# [Task goal]
Keep the wording of each record exactly the same when you repeat it, and leave out pictures.

Records from a dataset:
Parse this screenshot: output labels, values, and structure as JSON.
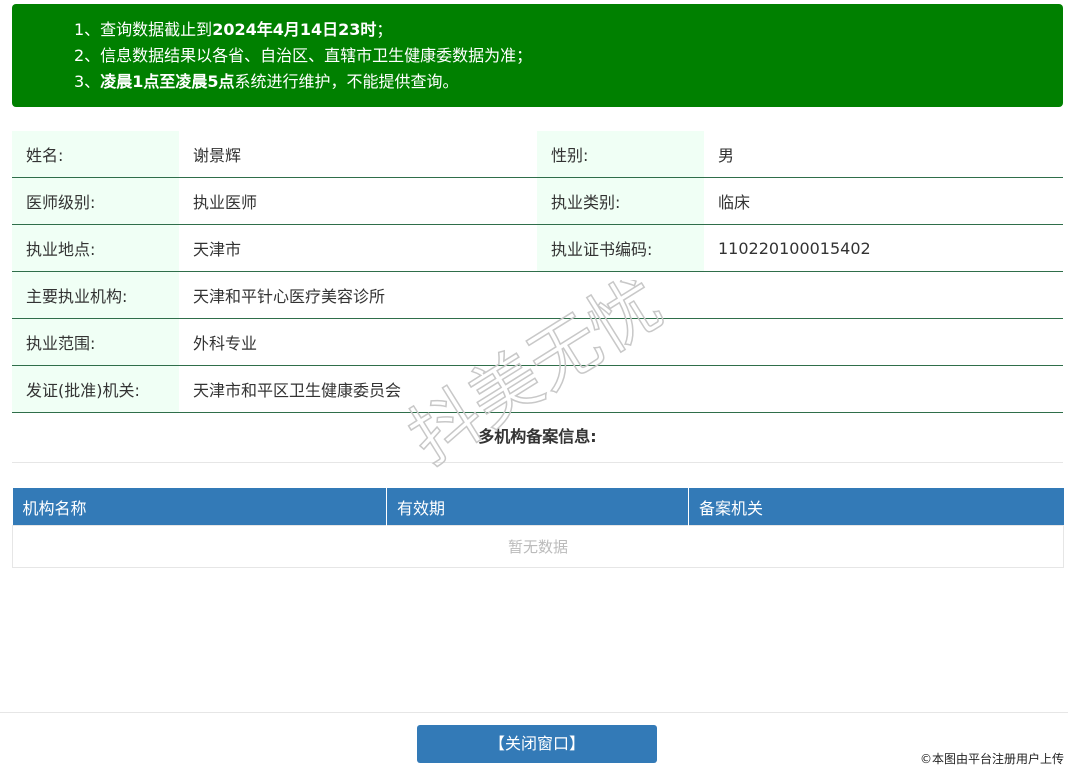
{
  "notice": {
    "line1_prefix": "1、查询数据截止到",
    "line1_bold": "2024年4月14日23时",
    "line1_suffix": "；",
    "line2": "2、信息数据结果以各省、自治区、直辖市卫生健康委数据为准；",
    "line3_prefix": "3、",
    "line3_bold": "凌晨1点至凌晨5点",
    "line3_suffix": "系统进行维护，不能提供查询。"
  },
  "info": {
    "name_label": "姓名:",
    "name_value": "谢景辉",
    "gender_label": "性别:",
    "gender_value": "男",
    "level_label": "医师级别:",
    "level_value": "执业医师",
    "category_label": "执业类别:",
    "category_value": "临床",
    "location_label": "执业地点:",
    "location_value": "天津市",
    "cert_label": "执业证书编码:",
    "cert_value": "110220100015402",
    "org_label": "主要执业机构:",
    "org_value": "天津和平针心医疗美容诊所",
    "scope_label": "执业范围:",
    "scope_value": "外科专业",
    "issuer_label": "发证(批准)机关:",
    "issuer_value": "天津市和平区卫生健康委员会"
  },
  "multi_org": {
    "title": "多机构备案信息:",
    "columns": [
      "机构名称",
      "有效期",
      "备案机关"
    ],
    "empty_text": "暂无数据"
  },
  "close_button": "【关闭窗口】",
  "watermark": "抖美无忧",
  "credit": "©本图由平台注册用户上传"
}
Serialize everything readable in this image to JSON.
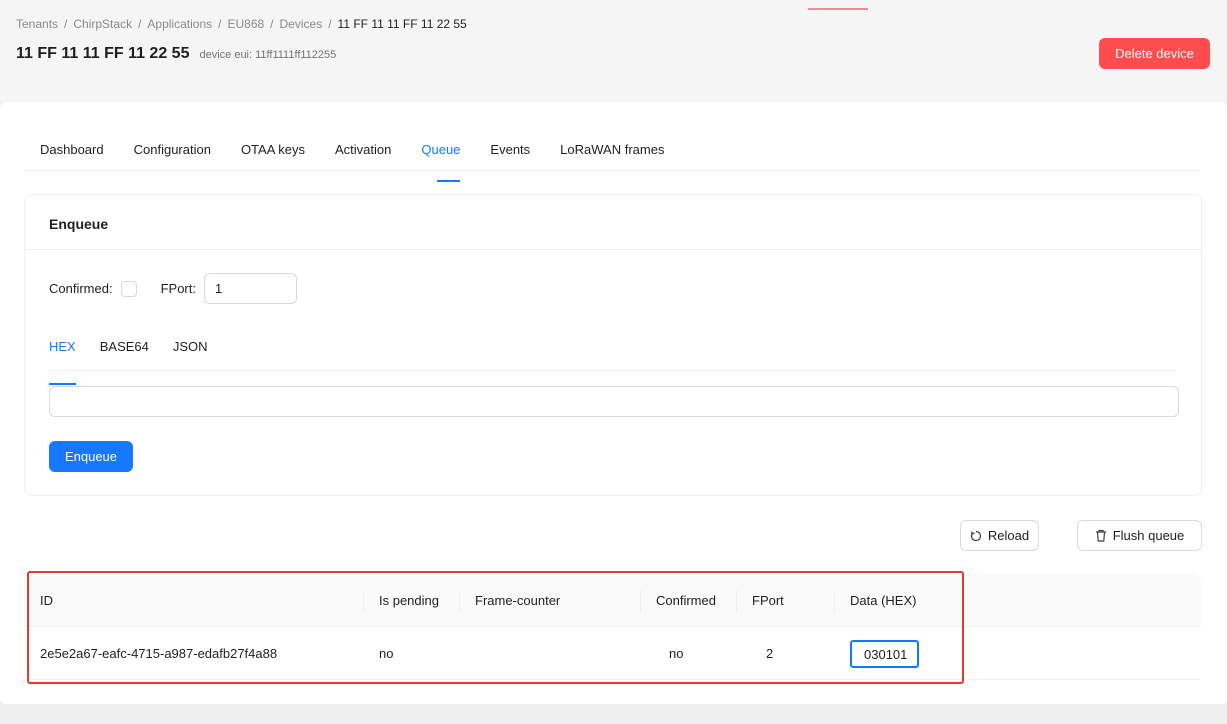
{
  "breadcrumb": {
    "items": [
      "Tenants",
      "ChirpStack",
      "Applications",
      "EU868",
      "Devices"
    ],
    "separator": "/",
    "current": "11 FF 11 11 FF 11 22 55"
  },
  "header": {
    "title": "11 FF 11 11 FF 11 22 55",
    "subtitle": "device eui: 11ff1111ff112255",
    "delete_label": "Delete device"
  },
  "tabs": [
    {
      "label": "Dashboard"
    },
    {
      "label": "Configuration"
    },
    {
      "label": "OTAA keys"
    },
    {
      "label": "Activation"
    },
    {
      "label": "Queue",
      "active": true
    },
    {
      "label": "Events"
    },
    {
      "label": "LoRaWAN frames"
    }
  ],
  "enqueue": {
    "title": "Enqueue",
    "confirmed_label": "Confirmed",
    "colon": ":",
    "fport_label": "FPort",
    "fport_value": "1",
    "subtabs": [
      {
        "label": "HEX",
        "active": true
      },
      {
        "label": "BASE64"
      },
      {
        "label": "JSON"
      }
    ],
    "payload_value": "",
    "submit_label": "Enqueue"
  },
  "actions": {
    "reload_label": "Reload",
    "flush_label": "Flush queue"
  },
  "table": {
    "columns": [
      "ID",
      "Is pending",
      "Frame-counter",
      "Confirmed",
      "FPort",
      "Data (HEX)"
    ],
    "rows": [
      {
        "id": "2e5e2a67-eafc-4715-a987-edafb27f4a88",
        "is_pending": "no",
        "frame_counter": "",
        "confirmed": "no",
        "fport": "2",
        "data_hex": "030101"
      }
    ]
  },
  "colors": {
    "primary": "#1677ff",
    "danger": "#ff4d4f",
    "highlight": "#e53935"
  }
}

# [Answer for this exercise]
Parse this screenshot: output labels, values, and structure as JSON.
{
  "notice": {
    "line1_prefix": "1、查询数据截止到",
    "line1_bold": "2024年4月14日23时",
    "line1_suffix": "；",
    "line2": "2、信息数据结果以各省、自治区、直辖市卫生健康委数据为准；",
    "line3_prefix": "3、",
    "line3_bold": "凌晨1点至凌晨5点",
    "line3_suffix": "系统进行维护，不能提供查询。"
  },
  "info": {
    "name_label": "姓名:",
    "name_value": "谢景辉",
    "gender_label": "性别:",
    "gender_value": "男",
    "level_label": "医师级别:",
    "level_value": "执业医师",
    "category_label": "执业类别:",
    "category_value": "临床",
    "location_label": "执业地点:",
    "location_value": "天津市",
    "cert_label": "执业证书编码:",
    "cert_value": "110220100015402",
    "org_label": "主要执业机构:",
    "org_value": "天津和平针心医疗美容诊所",
    "scope_label": "执业范围:",
    "scope_value": "外科专业",
    "issuer_label": "发证(批准)机关:",
    "issuer_value": "天津市和平区卫生健康委员会"
  },
  "multi_org": {
    "title": "多机构备案信息:",
    "columns": [
      "机构名称",
      "有效期",
      "备案机关"
    ],
    "empty_text": "暂无数据"
  },
  "close_button": "【关闭窗口】",
  "watermark": "抖美无忧",
  "credit": "©本图由平台注册用户上传"
}
Serialize everything readable in this image to JSON.
{
  "breadcrumb": {
    "items": [
      "Tenants",
      "ChirpStack",
      "Applications",
      "EU868",
      "Devices"
    ],
    "separator": "/",
    "current": "11 FF 11 11 FF 11 22 55"
  },
  "header": {
    "title": "11 FF 11 11 FF 11 22 55",
    "subtitle": "device eui: 11ff1111ff112255",
    "delete_label": "Delete device"
  },
  "tabs": [
    {
      "label": "Dashboard"
    },
    {
      "label": "Configuration"
    },
    {
      "label": "OTAA keys"
    },
    {
      "label": "Activation"
    },
    {
      "label": "Queue",
      "active": true
    },
    {
      "label": "Events"
    },
    {
      "label": "LoRaWAN frames"
    }
  ],
  "enqueue": {
    "title": "Enqueue",
    "confirmed_label": "Confirmed",
    "colon": ":",
    "fport_label": "FPort",
    "fport_value": "1",
    "subtabs": [
      {
        "label": "HEX",
        "active": true
      },
      {
        "label": "BASE64"
      },
      {
        "label": "JSON"
      }
    ],
    "payload_value": "",
    "submit_label": "Enqueue"
  },
  "actions": {
    "reload_label": "Reload",
    "flush_label": "Flush queue"
  },
  "table": {
    "columns": [
      "ID",
      "Is pending",
      "Frame-counter",
      "Confirmed",
      "FPort",
      "Data (HEX)"
    ],
    "rows": [
      {
        "id": "2e5e2a67-eafc-4715-a987-edafb27f4a88",
        "is_pending": "no",
        "frame_counter": "",
        "confirmed": "no",
        "fport": "2",
        "data_hex": "030101"
      }
    ]
  },
  "colors": {
    "primary": "#1677ff",
    "danger": "#ff4d4f",
    "highlight": "#e53935"
  }
}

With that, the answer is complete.